SHORT TASK. Pull every line of the entries that has the word "icon".

Collected data
________________________________________

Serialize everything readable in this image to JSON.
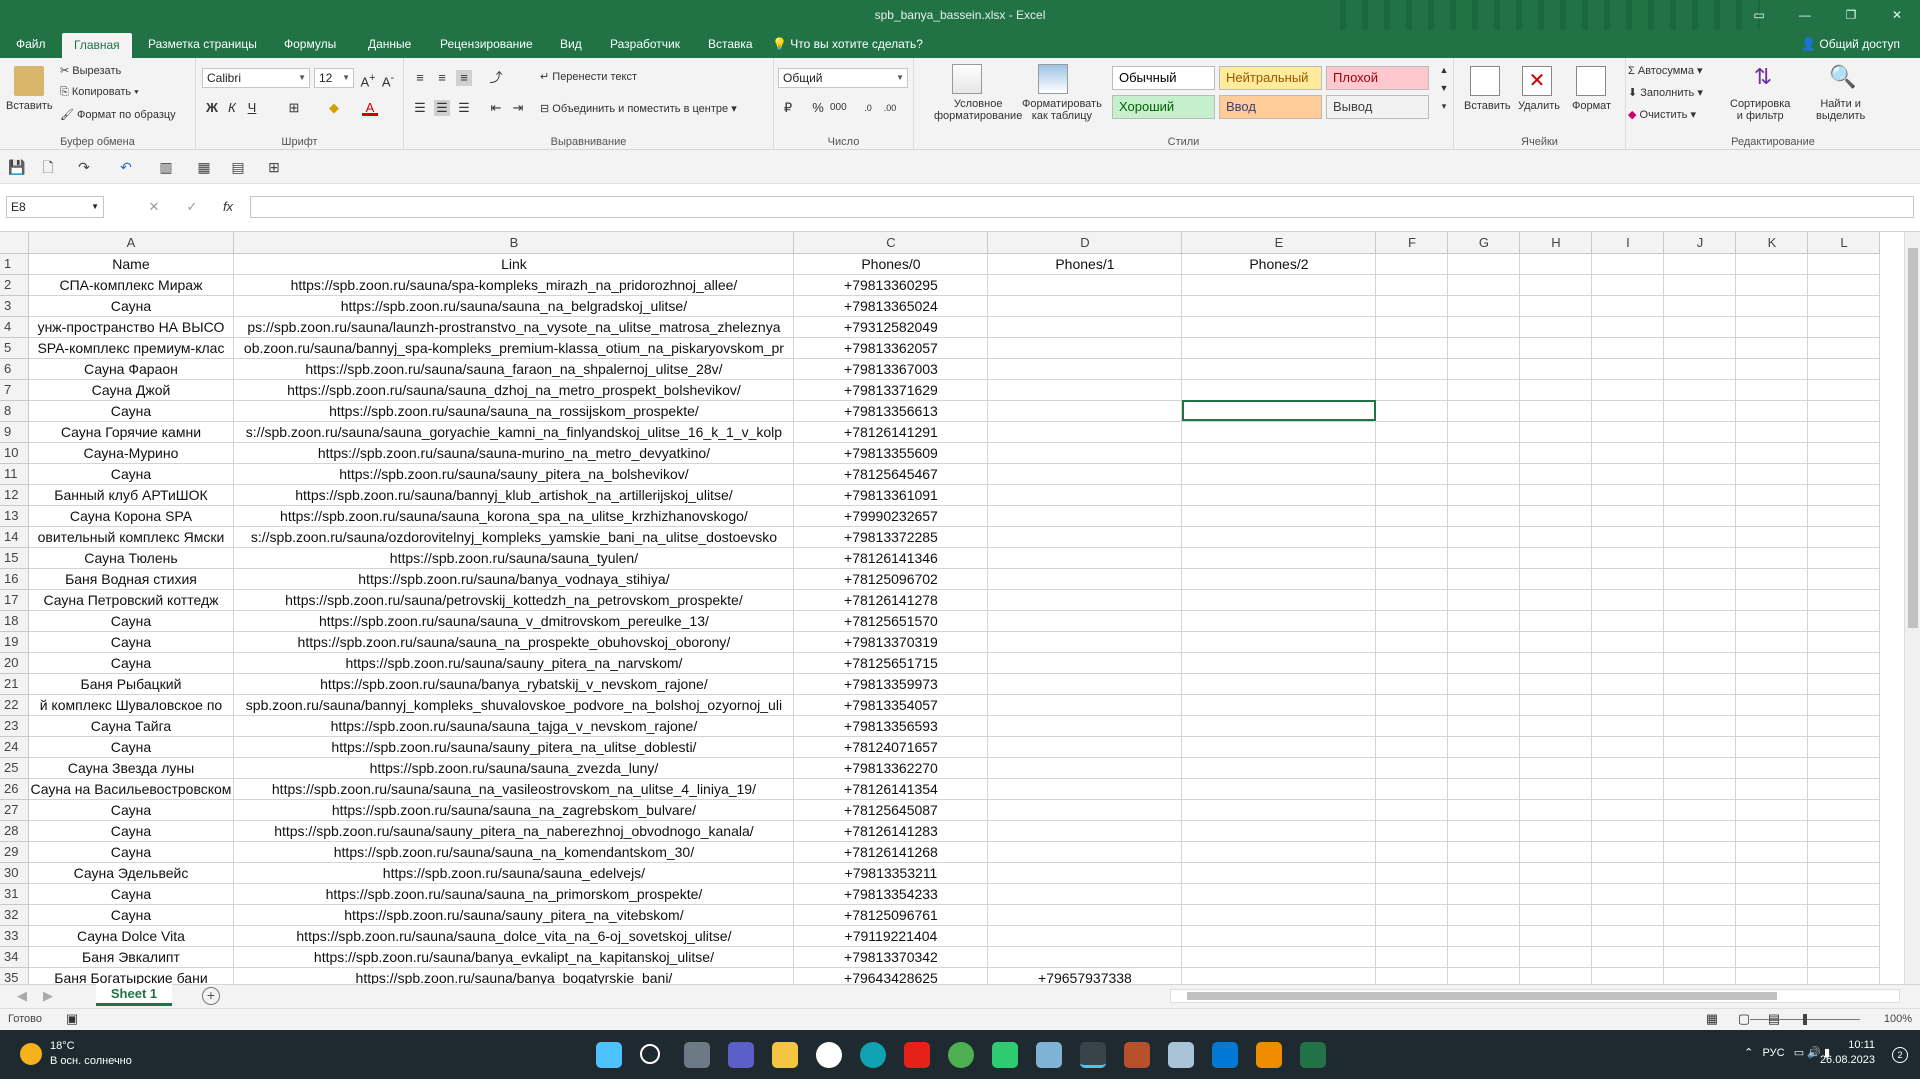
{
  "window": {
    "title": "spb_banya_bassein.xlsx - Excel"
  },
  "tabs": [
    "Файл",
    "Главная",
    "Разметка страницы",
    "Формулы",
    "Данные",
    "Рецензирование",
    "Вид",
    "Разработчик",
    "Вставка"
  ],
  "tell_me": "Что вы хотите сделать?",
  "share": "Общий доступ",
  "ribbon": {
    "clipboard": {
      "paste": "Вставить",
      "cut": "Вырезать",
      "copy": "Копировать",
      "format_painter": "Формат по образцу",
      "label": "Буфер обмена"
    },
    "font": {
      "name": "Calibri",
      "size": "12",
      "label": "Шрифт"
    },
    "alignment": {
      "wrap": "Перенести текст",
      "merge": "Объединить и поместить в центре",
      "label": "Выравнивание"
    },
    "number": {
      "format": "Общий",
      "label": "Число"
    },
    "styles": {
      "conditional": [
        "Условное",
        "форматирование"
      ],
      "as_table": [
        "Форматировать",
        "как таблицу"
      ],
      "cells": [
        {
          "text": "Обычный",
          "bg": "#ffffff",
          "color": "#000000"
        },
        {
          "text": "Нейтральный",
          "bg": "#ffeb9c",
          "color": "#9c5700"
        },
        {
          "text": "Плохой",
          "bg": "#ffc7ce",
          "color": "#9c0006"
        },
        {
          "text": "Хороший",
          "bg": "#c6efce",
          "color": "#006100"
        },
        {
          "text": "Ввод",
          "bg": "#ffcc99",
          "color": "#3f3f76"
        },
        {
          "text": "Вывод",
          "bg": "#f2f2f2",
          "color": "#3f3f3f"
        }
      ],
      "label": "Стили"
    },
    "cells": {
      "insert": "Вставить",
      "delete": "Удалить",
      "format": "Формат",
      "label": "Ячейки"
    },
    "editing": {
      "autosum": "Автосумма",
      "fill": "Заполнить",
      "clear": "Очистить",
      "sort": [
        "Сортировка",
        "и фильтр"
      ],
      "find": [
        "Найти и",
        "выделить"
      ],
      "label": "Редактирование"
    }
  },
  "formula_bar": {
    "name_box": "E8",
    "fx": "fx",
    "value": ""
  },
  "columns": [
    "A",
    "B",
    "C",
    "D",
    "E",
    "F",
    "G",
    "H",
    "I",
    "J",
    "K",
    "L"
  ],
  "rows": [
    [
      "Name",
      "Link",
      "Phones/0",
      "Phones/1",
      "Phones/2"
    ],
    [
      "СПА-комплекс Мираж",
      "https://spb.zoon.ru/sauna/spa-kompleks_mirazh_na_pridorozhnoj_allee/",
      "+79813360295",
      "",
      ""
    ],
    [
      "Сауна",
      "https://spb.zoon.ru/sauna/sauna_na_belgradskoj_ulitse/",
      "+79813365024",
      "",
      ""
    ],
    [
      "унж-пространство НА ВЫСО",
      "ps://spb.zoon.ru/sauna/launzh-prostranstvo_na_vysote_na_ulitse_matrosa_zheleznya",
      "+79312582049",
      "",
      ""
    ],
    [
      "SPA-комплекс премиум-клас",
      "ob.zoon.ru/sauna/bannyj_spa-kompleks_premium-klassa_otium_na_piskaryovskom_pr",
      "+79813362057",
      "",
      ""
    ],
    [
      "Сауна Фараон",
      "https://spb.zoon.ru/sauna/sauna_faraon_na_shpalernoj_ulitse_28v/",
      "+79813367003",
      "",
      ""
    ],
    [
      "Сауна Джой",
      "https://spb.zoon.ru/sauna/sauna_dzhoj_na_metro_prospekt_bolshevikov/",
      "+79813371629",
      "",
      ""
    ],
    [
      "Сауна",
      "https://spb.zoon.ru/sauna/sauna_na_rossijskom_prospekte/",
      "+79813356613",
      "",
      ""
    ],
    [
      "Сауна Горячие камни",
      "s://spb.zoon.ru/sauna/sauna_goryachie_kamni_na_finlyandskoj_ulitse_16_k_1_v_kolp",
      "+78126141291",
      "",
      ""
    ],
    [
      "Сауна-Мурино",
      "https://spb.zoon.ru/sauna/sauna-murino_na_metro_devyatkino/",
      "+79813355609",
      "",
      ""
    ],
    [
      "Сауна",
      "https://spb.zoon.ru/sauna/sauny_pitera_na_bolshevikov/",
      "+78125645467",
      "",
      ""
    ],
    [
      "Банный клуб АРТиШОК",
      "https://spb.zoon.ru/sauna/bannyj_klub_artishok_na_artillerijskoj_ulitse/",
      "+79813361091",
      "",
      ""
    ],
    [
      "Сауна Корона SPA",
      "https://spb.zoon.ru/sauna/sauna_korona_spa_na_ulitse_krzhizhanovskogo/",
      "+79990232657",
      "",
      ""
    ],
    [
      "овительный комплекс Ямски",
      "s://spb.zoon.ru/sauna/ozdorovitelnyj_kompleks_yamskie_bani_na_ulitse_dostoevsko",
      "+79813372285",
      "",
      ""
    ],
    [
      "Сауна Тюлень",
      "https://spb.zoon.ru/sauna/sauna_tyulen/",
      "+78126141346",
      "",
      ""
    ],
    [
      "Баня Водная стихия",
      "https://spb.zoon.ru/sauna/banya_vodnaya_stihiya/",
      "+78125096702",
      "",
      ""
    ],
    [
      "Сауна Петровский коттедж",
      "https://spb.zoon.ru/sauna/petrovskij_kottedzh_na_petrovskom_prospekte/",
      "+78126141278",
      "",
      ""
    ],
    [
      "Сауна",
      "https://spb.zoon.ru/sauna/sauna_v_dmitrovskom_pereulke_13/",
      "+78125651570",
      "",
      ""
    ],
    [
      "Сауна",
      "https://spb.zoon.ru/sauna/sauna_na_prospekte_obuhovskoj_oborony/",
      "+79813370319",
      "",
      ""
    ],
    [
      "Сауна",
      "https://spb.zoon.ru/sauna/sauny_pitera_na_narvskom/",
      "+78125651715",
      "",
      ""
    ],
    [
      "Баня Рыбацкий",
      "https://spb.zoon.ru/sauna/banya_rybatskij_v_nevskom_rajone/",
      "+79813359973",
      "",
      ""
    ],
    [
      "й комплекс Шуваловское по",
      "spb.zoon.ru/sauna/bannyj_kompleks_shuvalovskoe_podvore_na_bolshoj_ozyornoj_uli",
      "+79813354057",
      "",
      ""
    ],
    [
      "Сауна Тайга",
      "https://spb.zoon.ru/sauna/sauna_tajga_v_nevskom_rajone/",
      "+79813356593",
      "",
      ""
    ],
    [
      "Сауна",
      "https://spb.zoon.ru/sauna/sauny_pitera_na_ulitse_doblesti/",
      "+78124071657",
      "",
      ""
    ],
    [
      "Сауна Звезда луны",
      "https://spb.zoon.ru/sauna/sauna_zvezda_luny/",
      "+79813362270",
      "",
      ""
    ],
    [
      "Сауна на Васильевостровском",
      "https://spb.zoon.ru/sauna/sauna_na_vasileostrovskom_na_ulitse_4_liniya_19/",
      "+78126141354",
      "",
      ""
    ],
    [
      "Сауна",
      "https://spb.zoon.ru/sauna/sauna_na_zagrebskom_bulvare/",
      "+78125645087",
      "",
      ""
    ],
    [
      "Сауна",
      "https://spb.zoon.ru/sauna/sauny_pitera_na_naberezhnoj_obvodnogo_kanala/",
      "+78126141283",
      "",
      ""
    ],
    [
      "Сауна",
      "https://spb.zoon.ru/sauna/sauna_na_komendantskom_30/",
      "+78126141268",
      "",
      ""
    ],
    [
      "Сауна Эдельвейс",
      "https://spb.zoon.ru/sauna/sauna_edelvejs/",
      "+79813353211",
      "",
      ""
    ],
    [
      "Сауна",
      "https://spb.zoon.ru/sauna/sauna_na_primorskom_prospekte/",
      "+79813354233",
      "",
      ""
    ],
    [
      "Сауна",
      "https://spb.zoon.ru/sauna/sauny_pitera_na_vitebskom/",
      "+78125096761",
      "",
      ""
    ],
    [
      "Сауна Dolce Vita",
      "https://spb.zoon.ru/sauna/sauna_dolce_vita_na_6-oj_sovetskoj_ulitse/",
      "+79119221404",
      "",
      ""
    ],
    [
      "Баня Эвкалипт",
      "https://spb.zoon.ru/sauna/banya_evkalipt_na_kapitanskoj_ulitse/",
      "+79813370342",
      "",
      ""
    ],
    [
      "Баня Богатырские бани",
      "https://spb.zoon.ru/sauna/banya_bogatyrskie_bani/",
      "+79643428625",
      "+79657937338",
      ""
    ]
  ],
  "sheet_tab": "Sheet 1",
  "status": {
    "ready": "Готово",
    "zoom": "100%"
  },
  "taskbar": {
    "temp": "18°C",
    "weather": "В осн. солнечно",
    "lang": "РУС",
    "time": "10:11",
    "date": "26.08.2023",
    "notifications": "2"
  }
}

________________________________________

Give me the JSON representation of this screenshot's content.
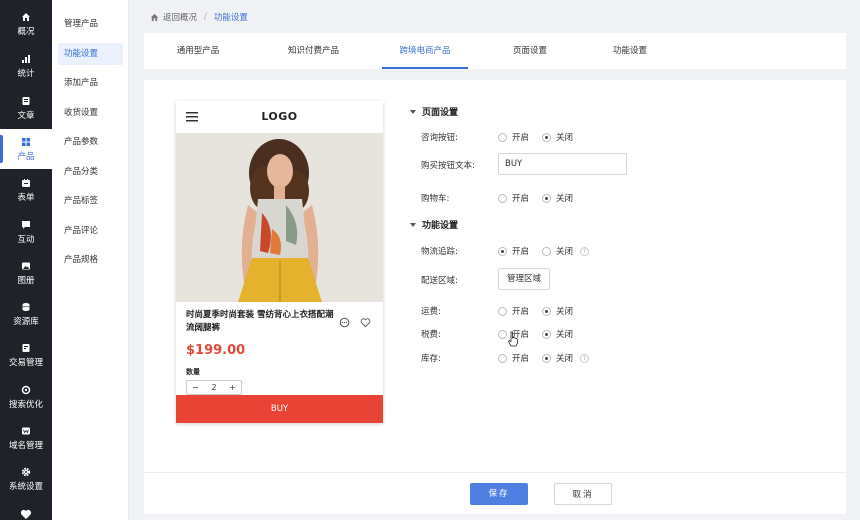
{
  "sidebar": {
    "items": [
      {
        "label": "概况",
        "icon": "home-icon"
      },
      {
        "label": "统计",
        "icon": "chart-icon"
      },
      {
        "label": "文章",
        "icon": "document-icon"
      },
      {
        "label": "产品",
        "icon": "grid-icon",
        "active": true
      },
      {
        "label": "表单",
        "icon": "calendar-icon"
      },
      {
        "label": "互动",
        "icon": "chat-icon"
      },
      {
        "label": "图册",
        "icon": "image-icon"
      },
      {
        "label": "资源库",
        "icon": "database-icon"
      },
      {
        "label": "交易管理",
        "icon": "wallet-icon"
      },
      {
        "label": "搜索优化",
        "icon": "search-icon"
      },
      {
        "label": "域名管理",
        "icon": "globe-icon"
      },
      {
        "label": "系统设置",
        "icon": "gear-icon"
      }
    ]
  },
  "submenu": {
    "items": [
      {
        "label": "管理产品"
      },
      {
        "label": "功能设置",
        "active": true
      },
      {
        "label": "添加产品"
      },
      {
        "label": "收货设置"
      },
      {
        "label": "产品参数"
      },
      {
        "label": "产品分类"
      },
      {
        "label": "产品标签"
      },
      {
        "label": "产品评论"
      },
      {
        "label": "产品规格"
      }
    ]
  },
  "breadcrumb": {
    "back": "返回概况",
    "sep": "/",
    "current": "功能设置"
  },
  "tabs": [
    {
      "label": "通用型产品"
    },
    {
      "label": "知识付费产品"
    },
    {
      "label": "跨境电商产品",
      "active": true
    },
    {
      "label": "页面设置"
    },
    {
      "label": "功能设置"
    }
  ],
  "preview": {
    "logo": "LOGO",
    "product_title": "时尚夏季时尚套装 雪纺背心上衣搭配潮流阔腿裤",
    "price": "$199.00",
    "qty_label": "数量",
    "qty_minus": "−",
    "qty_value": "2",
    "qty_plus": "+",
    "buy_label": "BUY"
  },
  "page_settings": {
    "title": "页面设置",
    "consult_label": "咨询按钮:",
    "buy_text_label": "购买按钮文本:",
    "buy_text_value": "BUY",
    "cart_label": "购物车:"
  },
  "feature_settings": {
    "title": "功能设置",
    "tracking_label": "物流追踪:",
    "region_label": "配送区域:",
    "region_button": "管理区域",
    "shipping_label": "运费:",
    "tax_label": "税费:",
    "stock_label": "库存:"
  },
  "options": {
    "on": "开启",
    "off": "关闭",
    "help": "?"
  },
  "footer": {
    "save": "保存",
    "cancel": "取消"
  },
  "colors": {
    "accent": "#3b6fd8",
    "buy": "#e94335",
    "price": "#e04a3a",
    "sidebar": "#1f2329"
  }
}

________________________________________

EXERCISE RESULT.
        "icon": "home-icon"
        "icon": "chart-icon"
        "icon": "document-icon"
        "icon": "grid-icon",
        "icon": "calendar-icon"
        "icon": "chat-icon"
        "icon": "image-icon"
        "icon": "database-icon"
        "icon": "wallet-icon"
        "icon": "search-icon"
        "icon": "globe-icon"
        "icon": "gear-icon"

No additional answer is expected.